— start —

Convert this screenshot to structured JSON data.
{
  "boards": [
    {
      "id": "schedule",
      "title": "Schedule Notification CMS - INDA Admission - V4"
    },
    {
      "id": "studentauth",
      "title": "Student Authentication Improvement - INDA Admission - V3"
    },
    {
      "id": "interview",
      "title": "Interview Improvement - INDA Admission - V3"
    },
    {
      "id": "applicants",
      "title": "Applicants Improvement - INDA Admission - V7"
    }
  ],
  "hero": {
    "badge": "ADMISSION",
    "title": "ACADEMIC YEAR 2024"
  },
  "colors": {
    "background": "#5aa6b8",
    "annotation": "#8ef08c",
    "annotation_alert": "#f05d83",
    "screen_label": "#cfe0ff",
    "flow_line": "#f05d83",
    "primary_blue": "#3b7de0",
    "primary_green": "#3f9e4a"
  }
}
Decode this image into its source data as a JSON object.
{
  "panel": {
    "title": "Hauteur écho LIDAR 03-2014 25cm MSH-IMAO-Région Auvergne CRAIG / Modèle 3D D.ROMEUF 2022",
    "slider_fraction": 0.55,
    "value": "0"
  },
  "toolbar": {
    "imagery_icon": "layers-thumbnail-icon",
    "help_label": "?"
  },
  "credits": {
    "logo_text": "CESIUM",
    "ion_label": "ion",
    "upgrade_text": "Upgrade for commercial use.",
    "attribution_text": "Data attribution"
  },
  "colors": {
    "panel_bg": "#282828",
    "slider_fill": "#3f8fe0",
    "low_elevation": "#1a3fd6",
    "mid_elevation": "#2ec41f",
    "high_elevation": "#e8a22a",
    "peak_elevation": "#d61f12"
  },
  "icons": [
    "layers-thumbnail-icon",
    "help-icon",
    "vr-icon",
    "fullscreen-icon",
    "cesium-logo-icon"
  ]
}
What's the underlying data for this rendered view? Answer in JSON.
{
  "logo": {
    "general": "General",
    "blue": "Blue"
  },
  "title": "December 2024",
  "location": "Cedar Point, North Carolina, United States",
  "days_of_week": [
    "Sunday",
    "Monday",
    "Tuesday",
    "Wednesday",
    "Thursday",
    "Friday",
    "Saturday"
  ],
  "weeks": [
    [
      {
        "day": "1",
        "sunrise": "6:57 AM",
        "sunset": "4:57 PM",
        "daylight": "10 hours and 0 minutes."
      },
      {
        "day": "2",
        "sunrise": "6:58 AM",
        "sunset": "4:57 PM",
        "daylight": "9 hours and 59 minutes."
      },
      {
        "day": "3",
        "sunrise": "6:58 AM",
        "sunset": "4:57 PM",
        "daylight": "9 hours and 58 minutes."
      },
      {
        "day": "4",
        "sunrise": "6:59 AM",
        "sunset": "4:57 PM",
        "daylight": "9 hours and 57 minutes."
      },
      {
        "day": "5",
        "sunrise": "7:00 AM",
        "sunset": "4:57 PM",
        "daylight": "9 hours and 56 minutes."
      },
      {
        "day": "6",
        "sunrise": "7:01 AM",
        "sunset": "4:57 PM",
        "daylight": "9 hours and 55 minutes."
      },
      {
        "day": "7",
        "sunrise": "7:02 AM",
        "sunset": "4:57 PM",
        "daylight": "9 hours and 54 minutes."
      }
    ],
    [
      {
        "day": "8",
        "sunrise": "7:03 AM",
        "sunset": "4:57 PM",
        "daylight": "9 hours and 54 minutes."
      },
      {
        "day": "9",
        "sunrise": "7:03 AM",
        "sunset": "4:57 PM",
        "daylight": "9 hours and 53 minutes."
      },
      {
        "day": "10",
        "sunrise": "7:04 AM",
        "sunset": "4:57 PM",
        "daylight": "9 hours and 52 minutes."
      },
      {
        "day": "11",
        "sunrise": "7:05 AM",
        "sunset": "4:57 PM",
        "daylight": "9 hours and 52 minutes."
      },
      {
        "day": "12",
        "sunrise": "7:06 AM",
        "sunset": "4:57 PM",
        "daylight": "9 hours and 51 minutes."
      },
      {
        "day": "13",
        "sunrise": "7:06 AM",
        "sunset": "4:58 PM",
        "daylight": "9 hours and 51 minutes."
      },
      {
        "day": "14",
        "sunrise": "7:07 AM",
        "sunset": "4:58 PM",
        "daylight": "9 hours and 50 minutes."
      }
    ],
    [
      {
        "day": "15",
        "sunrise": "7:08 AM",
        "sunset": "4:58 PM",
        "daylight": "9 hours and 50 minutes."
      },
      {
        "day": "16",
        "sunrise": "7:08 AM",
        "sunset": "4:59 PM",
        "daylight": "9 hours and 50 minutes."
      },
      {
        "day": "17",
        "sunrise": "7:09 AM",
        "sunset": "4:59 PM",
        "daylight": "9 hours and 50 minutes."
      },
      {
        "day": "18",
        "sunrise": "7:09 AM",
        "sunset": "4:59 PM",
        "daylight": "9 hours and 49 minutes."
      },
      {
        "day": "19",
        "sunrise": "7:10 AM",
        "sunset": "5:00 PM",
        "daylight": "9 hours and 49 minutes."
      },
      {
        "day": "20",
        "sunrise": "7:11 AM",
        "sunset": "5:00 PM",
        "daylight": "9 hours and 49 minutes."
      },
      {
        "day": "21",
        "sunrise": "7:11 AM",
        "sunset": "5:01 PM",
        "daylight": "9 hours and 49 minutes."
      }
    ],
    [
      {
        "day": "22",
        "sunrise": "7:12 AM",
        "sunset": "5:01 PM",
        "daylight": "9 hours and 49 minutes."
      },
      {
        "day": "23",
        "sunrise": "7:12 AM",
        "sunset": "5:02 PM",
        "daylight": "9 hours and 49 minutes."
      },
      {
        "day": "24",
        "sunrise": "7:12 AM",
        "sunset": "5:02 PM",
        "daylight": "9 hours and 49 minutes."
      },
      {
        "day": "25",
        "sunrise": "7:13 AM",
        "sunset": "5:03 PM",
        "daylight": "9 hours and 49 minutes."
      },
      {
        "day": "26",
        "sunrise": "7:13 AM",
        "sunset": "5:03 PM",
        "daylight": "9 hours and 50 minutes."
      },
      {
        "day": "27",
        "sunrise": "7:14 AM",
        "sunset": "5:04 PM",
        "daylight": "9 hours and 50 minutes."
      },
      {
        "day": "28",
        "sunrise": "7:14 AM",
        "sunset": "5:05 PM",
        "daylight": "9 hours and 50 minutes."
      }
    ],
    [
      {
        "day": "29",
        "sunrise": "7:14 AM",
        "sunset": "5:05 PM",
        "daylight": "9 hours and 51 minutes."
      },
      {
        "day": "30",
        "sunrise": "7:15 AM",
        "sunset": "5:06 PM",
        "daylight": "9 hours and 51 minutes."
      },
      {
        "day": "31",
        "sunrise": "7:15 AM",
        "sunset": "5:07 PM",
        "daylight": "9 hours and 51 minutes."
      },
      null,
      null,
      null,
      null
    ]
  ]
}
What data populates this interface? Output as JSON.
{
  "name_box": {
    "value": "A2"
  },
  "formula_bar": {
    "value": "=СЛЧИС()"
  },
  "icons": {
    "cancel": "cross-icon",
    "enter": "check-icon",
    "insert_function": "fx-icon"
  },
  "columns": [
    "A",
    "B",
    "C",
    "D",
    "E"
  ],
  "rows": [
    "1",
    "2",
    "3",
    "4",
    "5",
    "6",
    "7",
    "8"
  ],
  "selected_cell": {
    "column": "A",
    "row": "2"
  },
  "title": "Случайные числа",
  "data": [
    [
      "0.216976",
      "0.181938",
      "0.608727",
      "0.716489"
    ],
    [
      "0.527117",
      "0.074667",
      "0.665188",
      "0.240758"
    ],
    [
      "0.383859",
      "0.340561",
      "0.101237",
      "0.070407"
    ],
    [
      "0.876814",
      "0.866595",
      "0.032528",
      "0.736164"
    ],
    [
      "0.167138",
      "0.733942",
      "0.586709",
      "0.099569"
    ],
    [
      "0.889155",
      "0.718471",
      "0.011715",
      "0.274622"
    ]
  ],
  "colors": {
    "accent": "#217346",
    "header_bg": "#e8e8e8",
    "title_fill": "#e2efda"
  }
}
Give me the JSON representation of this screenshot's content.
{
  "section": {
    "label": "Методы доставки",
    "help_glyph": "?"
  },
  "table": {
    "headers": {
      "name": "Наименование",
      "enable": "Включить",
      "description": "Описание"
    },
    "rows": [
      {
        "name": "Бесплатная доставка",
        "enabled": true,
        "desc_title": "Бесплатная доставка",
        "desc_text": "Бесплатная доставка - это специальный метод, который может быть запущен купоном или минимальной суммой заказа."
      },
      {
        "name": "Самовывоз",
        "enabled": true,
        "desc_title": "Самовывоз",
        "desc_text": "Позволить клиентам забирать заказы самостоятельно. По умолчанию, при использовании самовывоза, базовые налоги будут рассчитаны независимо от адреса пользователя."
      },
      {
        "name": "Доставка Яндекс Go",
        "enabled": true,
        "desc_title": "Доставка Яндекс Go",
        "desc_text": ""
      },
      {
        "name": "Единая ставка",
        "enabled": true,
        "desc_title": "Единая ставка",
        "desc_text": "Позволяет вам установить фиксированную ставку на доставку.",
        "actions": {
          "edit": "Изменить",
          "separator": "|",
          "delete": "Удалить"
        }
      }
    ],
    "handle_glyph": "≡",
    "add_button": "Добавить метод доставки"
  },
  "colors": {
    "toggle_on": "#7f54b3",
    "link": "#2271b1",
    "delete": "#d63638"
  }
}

— end —

> **INSTRUCTIONS FOR THE TASK**
Count how many lines contain "JSON" and give only that count.

> **ANSWER TO THE PROBLEM**
5